Description of the task: Take the entries below and print all of them exactly, please.

Recorded data:
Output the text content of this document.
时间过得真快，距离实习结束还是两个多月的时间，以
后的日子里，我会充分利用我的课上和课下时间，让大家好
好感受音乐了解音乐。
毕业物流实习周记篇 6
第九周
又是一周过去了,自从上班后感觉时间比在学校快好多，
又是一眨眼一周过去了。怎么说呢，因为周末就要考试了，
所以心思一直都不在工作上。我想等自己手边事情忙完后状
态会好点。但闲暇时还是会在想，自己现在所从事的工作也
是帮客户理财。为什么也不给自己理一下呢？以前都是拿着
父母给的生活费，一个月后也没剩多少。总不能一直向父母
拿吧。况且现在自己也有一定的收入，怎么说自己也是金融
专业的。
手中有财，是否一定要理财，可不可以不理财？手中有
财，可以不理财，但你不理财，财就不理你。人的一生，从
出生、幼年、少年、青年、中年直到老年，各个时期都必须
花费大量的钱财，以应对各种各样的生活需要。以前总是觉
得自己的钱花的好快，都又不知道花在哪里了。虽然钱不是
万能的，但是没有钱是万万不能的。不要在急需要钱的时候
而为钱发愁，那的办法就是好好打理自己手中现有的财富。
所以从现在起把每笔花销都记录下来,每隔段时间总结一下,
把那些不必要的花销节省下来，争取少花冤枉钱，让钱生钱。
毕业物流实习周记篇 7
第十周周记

The output:
Output the text content of this document.
时间过得真快，距离实习结束还是两个多月的时间，以
后的日子里，我会充分利用我的课上和课下时间，让大家好
好感受音乐了解音乐。
毕业物流实习周记篇 6
第九周
又是一周过去了,自从上班后感觉时间比在学校快好多，
又是一眨眼一周过去了。怎么说呢，因为周末就要考试了，
所以心思一直都不在工作上。我想等自己手边事情忙完后状
态会好点。但闲暇时还是会在想，自己现在所从事的工作也
是帮客户理财。为什么也不给自己理一下呢？以前都是拿着
父母给的生活费，一个月后也没剩多少。总不能一直向父母
拿吧。况且现在自己也有一定的收入，怎么说自己也是金融
专业的。
手中有财，是否一定要理财，可不可以不理财？手中有
财，可以不理财，但你不理财，财就不理你。人的一生，从
出生、幼年、少年、青年、中年直到老年，各个时期都必须
花费大量的钱财，以应对各种各样的生活需要。以前总是觉
得自己的钱花的好快，都又不知道花在哪里了。虽然钱不是
万能的，但是没有钱是万万不能的。不要在急需要钱的时候
而为钱发愁，那的办法就是好好打理自己手中现有的财富。
所以从现在起把每笔花销都记录下来,每隔段时间总结一下,
把那些不必要的花销节省下来，争取少花冤枉钱，让钱生钱。
毕业物流实习周记篇 7
第十周周记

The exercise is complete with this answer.